Reproduce every line in the listing that contains the word "title".
** Begin **
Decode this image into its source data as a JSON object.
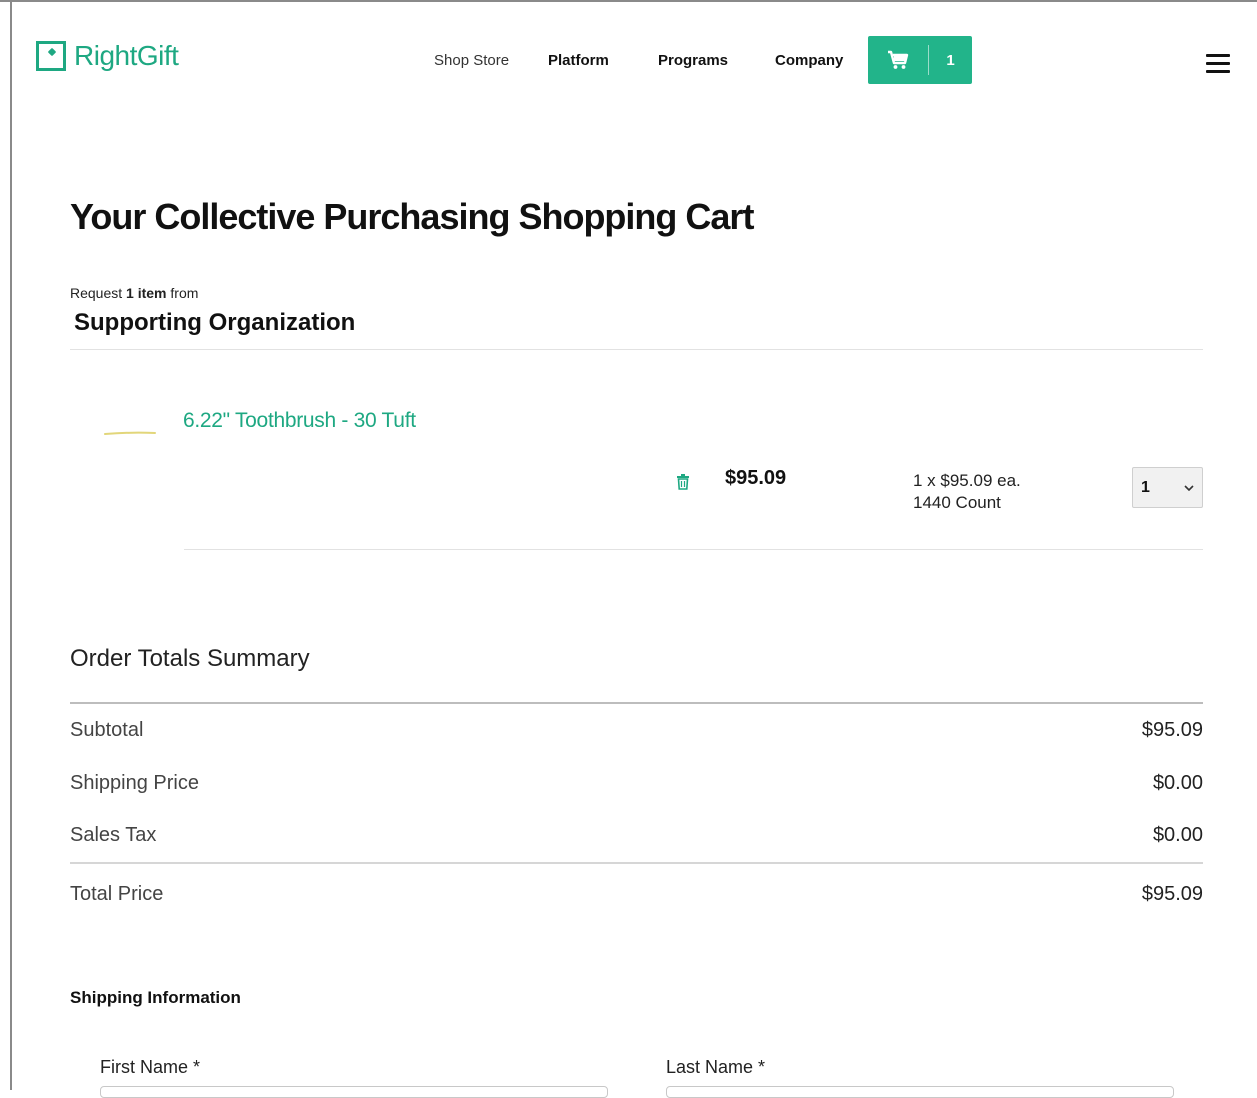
{
  "header": {
    "logo_text": "RightGift",
    "nav": {
      "shop_store": "Shop Store",
      "platform": "Platform",
      "programs": "Programs",
      "company": "Company"
    },
    "cart_count": "1",
    "icons": {
      "cart": "cart-icon",
      "menu": "hamburger-menu-icon",
      "logo": "logo-gift-icon"
    }
  },
  "page": {
    "title": "Your Collective Purchasing Shopping Cart",
    "request_prefix": "Request",
    "request_count": "1 item",
    "request_suffix": "from",
    "organization": "Supporting Organization"
  },
  "cart_item": {
    "name": "6.22\" Toothbrush - 30 Tuft",
    "price": "$95.09",
    "unit_line": "1 x $95.09 ea.",
    "pack_line": "1440 Count",
    "quantity": "1",
    "icons": {
      "remove": "trash-icon",
      "dropdown": "chevron-down-icon"
    }
  },
  "summary": {
    "title": "Order Totals Summary",
    "rows": [
      {
        "label": "Subtotal",
        "amount": "$95.09"
      },
      {
        "label": "Shipping Price",
        "amount": "$0.00"
      },
      {
        "label": "Sales Tax",
        "amount": "$0.00"
      },
      {
        "label": "Total Price",
        "amount": "$95.09"
      }
    ]
  },
  "shipping": {
    "title": "Shipping Information",
    "first_name_label": "First Name *",
    "last_name_label": "Last Name *"
  },
  "colors": {
    "brand": "#1ea882",
    "cart_button": "#22b48a",
    "text": "#111111",
    "divider": "#e2e2e2"
  }
}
** End **
§ **Solution to the exercise**
    "title": "Your Collective Purchasing Shopping Cart",
    "title": "Order Totals Summary",
    "title": "Shipping Information",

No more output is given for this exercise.